▸ TASK TO COMPLETE:
Copy out every line containing the word "Brenda".

▸ Saved data entries:
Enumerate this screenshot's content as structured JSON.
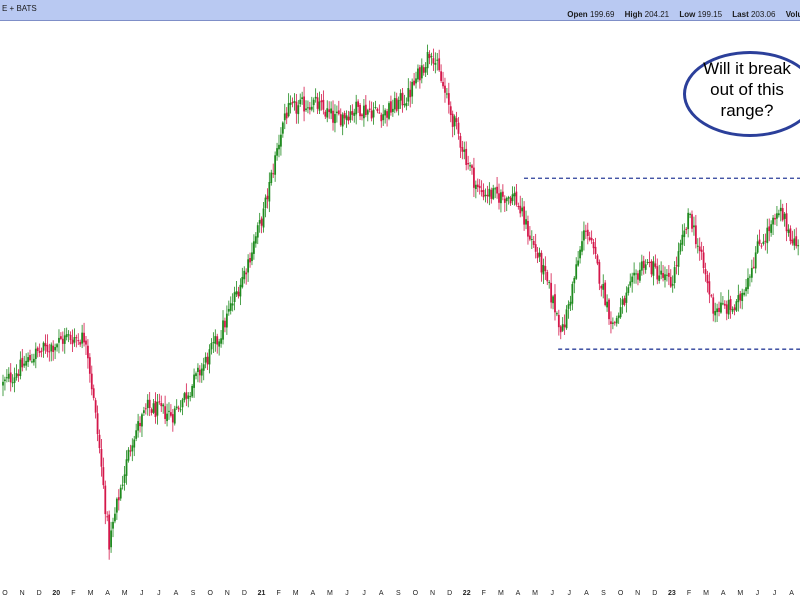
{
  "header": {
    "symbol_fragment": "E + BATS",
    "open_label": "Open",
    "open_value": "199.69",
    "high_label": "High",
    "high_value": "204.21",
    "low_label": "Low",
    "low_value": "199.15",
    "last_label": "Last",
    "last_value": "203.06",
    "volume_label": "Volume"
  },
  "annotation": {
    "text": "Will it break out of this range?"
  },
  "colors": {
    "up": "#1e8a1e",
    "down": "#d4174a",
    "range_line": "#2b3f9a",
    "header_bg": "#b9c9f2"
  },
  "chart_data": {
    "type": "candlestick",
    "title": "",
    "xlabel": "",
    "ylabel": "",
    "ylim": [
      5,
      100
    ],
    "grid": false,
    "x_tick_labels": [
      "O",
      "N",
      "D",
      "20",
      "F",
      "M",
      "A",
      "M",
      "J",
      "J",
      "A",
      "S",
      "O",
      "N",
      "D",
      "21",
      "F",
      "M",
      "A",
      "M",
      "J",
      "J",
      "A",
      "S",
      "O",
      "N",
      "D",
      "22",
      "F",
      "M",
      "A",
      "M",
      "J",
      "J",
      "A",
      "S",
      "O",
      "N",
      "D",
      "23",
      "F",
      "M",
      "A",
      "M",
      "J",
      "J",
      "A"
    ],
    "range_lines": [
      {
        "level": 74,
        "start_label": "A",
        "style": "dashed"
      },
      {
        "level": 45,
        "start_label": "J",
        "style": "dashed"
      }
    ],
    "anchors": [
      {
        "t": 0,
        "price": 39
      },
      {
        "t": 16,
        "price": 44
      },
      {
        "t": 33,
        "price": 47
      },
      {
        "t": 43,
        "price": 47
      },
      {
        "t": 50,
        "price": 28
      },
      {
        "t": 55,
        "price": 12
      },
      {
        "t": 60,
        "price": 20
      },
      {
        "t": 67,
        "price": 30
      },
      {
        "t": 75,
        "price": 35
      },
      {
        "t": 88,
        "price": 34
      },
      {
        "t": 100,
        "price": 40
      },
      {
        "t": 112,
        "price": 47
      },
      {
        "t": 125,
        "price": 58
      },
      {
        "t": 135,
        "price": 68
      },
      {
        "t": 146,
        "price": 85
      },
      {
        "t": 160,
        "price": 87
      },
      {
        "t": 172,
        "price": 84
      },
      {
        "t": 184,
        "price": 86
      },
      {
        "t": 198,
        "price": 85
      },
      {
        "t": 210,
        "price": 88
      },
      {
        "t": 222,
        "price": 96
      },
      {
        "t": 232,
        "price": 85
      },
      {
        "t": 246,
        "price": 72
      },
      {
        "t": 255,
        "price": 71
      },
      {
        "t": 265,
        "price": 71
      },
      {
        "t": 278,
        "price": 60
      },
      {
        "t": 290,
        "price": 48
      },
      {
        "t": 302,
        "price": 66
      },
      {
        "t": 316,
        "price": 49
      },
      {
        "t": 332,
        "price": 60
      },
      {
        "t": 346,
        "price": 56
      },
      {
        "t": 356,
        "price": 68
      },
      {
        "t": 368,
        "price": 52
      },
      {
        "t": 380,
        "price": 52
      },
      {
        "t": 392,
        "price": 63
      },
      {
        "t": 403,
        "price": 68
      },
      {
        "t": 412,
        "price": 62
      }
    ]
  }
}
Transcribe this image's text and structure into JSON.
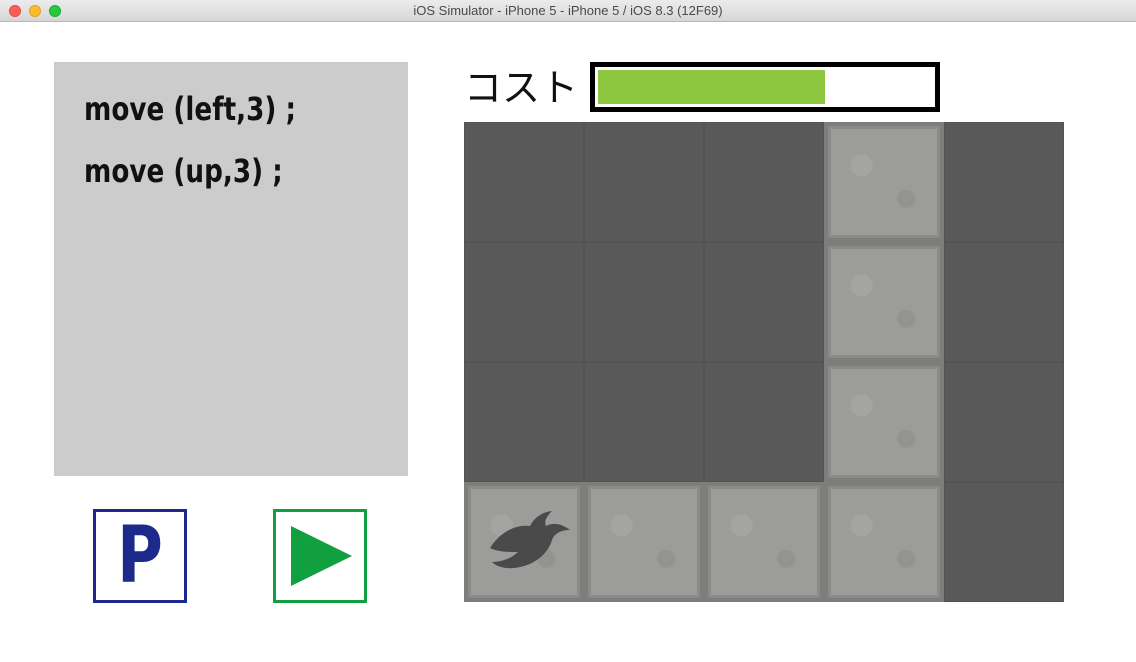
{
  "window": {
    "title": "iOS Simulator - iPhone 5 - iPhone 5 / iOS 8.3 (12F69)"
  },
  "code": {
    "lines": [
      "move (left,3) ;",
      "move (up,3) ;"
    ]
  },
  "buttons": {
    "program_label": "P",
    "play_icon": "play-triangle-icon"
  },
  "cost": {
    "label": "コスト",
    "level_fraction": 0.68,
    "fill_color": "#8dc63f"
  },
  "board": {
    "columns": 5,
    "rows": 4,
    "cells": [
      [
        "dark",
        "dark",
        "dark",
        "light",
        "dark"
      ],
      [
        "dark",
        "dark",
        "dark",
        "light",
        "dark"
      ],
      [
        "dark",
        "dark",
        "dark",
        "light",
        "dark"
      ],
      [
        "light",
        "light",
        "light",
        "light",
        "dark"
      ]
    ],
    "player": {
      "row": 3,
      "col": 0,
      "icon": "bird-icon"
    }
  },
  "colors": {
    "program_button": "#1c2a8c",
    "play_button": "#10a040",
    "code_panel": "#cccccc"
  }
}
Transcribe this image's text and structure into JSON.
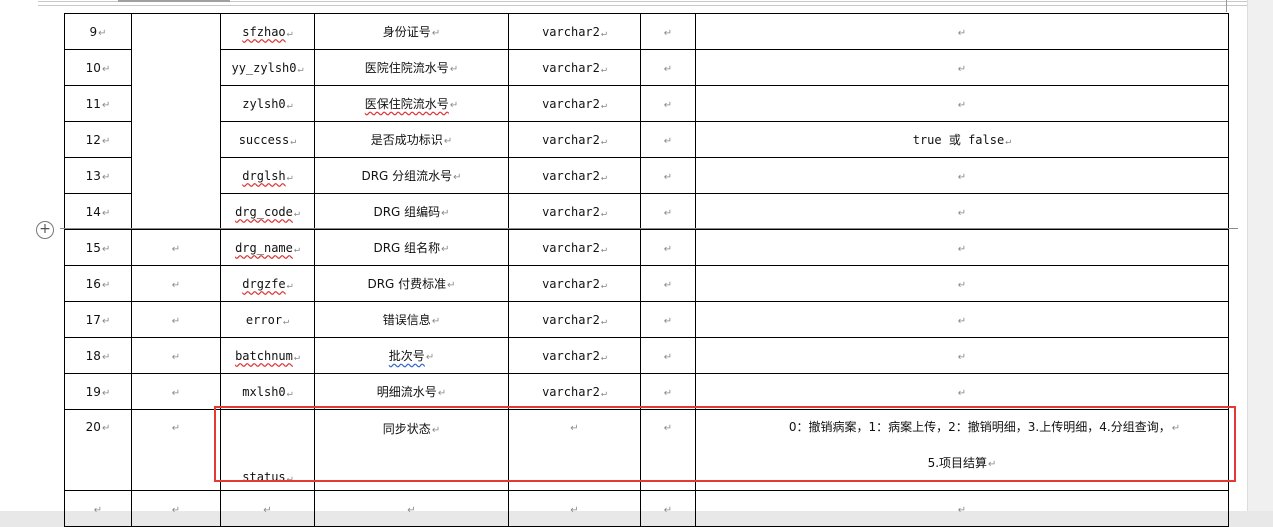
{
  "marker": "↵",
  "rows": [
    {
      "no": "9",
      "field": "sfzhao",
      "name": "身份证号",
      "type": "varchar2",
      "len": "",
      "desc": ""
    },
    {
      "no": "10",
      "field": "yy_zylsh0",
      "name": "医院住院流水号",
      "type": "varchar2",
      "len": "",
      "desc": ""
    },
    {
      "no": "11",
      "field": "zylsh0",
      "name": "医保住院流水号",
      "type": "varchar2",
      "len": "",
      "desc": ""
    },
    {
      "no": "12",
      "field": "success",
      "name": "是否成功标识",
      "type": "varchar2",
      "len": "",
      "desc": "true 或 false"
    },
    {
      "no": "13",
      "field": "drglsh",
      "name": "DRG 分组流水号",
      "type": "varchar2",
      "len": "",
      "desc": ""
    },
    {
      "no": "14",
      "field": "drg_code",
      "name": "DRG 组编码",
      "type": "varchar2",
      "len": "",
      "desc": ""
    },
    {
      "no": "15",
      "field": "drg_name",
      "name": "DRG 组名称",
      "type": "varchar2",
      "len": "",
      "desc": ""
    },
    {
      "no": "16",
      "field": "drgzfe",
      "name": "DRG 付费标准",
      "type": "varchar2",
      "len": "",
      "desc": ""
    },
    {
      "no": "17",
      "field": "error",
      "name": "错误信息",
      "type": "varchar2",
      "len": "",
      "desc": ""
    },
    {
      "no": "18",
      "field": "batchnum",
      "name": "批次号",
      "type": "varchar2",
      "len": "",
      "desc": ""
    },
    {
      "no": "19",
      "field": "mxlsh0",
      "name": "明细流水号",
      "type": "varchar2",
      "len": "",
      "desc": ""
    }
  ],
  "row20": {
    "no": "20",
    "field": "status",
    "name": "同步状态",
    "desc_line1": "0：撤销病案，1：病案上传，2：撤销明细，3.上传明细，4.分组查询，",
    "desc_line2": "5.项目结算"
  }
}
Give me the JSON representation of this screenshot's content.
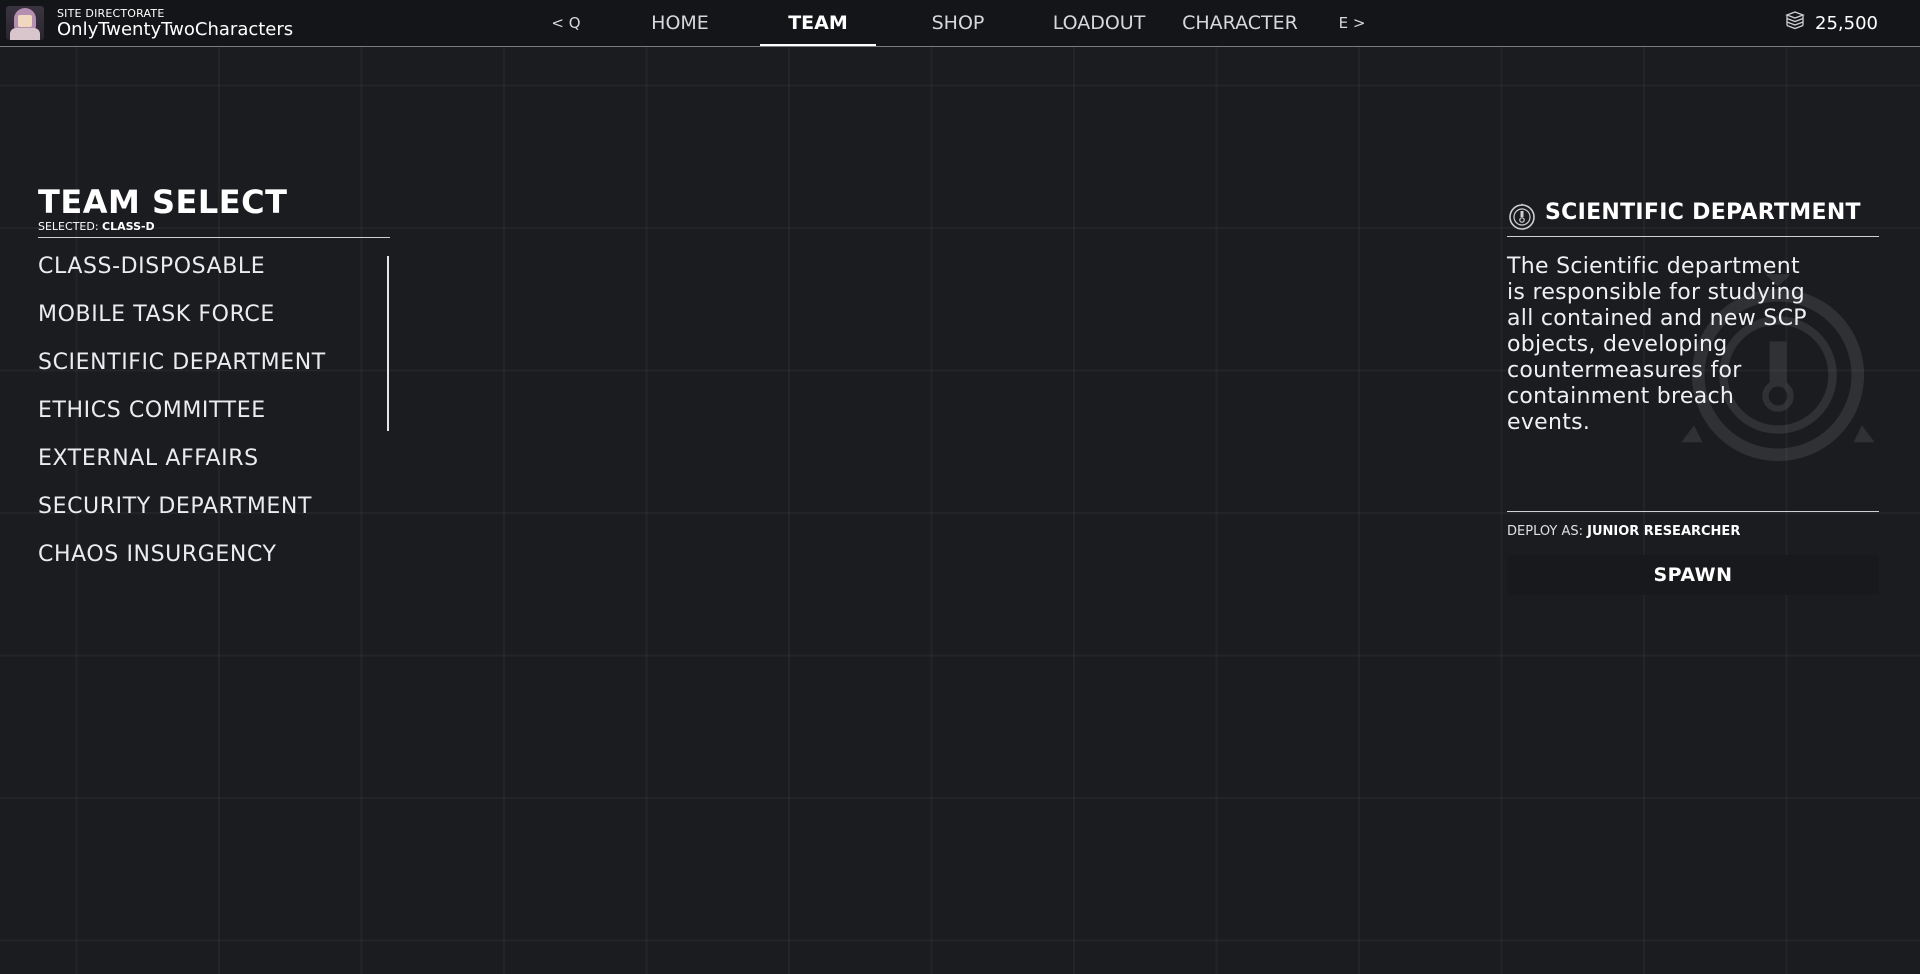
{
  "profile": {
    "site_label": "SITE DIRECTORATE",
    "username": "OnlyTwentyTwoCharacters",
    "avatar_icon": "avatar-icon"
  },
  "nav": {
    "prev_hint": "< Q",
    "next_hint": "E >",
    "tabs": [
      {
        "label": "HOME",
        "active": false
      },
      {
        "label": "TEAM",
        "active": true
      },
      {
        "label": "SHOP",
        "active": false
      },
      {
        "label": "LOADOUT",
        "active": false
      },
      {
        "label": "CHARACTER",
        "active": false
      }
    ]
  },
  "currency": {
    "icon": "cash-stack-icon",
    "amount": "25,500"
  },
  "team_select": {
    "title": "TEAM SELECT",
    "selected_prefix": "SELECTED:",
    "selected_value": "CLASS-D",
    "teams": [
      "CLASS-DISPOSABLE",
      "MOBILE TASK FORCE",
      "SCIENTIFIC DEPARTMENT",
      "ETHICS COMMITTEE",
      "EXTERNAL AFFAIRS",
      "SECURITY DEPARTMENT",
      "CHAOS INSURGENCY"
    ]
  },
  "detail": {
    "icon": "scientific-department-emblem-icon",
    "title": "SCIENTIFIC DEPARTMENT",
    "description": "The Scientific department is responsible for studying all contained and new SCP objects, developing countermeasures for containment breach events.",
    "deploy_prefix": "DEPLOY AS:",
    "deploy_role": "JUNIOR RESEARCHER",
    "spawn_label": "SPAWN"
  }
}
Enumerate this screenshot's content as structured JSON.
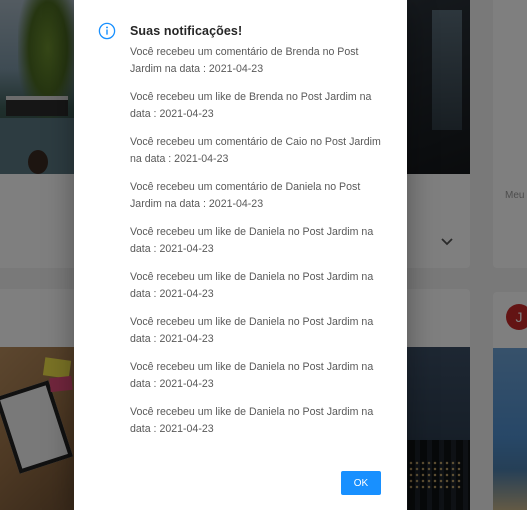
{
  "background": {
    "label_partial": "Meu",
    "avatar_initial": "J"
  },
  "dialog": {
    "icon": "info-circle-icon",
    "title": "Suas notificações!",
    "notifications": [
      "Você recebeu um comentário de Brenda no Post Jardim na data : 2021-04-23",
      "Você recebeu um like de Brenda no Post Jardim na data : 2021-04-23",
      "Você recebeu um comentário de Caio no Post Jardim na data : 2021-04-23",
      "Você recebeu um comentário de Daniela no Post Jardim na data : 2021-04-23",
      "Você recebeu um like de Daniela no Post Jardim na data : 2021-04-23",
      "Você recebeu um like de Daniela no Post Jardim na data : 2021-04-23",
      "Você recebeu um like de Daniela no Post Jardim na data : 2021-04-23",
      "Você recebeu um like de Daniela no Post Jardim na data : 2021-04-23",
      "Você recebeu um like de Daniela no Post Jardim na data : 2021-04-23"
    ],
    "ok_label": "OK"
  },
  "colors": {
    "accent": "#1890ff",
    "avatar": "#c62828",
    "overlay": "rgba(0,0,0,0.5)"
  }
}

▸ WRITTEN SOLUTION:
      "Você recebeu um comentário de Brenda no Post Jardim na data : 2021-04-23",
      "Você recebeu um like de Brenda no Post Jardim na data : 2021-04-23",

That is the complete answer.